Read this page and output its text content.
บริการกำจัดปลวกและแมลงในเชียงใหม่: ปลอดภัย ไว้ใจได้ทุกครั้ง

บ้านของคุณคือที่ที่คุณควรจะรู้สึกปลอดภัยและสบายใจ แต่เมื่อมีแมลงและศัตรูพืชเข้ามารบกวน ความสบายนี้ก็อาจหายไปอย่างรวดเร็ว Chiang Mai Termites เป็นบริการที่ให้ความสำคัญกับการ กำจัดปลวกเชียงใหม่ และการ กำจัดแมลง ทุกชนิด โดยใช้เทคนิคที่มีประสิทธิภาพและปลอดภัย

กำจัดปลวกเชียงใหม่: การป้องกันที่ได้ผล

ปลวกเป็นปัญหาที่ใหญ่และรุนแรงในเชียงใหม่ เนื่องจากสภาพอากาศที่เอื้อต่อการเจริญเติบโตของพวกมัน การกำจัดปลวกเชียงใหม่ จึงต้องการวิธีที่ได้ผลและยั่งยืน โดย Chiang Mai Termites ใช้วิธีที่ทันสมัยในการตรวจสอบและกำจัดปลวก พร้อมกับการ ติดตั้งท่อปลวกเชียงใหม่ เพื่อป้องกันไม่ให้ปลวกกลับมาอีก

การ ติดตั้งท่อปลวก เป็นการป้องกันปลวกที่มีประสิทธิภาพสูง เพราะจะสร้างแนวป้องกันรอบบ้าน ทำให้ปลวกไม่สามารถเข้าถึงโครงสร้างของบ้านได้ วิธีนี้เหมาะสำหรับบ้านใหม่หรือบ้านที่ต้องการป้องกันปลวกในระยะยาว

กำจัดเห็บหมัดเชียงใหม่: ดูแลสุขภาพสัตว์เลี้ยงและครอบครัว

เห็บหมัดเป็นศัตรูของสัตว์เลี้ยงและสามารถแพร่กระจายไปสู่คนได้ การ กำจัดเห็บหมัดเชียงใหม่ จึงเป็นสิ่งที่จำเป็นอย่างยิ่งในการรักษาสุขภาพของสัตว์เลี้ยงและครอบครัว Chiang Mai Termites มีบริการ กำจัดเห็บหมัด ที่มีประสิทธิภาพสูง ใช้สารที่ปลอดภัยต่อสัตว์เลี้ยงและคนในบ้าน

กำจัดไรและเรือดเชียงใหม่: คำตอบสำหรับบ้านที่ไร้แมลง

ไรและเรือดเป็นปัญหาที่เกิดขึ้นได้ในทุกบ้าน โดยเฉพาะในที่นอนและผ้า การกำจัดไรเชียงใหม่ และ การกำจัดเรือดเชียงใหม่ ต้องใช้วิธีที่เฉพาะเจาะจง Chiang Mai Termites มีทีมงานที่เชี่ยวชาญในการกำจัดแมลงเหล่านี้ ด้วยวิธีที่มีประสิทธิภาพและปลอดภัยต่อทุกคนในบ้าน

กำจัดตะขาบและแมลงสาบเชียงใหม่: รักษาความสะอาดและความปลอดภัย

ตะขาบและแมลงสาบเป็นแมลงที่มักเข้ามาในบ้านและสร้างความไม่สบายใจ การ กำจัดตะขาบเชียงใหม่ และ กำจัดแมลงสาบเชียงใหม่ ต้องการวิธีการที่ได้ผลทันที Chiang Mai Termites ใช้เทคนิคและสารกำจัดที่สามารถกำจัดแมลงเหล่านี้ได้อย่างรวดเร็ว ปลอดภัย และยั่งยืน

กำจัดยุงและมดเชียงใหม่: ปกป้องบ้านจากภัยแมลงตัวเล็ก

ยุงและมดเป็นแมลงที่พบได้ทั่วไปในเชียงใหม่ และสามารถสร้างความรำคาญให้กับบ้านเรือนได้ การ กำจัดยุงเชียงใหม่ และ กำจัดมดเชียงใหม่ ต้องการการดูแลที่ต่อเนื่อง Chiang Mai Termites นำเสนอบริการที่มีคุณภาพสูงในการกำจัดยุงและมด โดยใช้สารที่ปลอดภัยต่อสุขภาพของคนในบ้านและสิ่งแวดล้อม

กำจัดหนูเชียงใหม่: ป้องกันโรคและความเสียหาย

WRITTEN PROBLEM — Pick out the lines containing the string "ภาพและปลอดภ".

TASK RESPONSE —
บ้านของคุณคือที่ที่คุณควรจะรู้สึกปลอดภัยและสบายใจ แต่เมื่อมีแมลงและศัตรูพืชเข้ามารบกวน ความสบายนี้ก็อาจหายไปอย่างรวดเร็ว Chiang Mai Termites เป็นบริการที่ให้ความสำคัญกับการ กำจัดปลวกเชียงใหม่ และการ กำจัดแมลง ทุกชนิด โดยใช้เทคนิคที่มีประสิทธิภาพและปลอดภัย
ไรและเรือดเป็นปัญหาที่เกิดขึ้นได้ในทุกบ้าน โดยเฉพาะในที่นอนและผ้า การกำจัดไรเชียงใหม่ และ การกำจัดเรือดเชียงใหม่ ต้องใช้วิธีที่เฉพาะเจาะจง Chiang Mai Termites มีทีมงานที่เชี่ยวชาญในการกำจัดแมลงเหล่านี้ ด้วยวิธีที่มีประสิทธิภาพและปลอดภัยต่อทุกคนในบ้าน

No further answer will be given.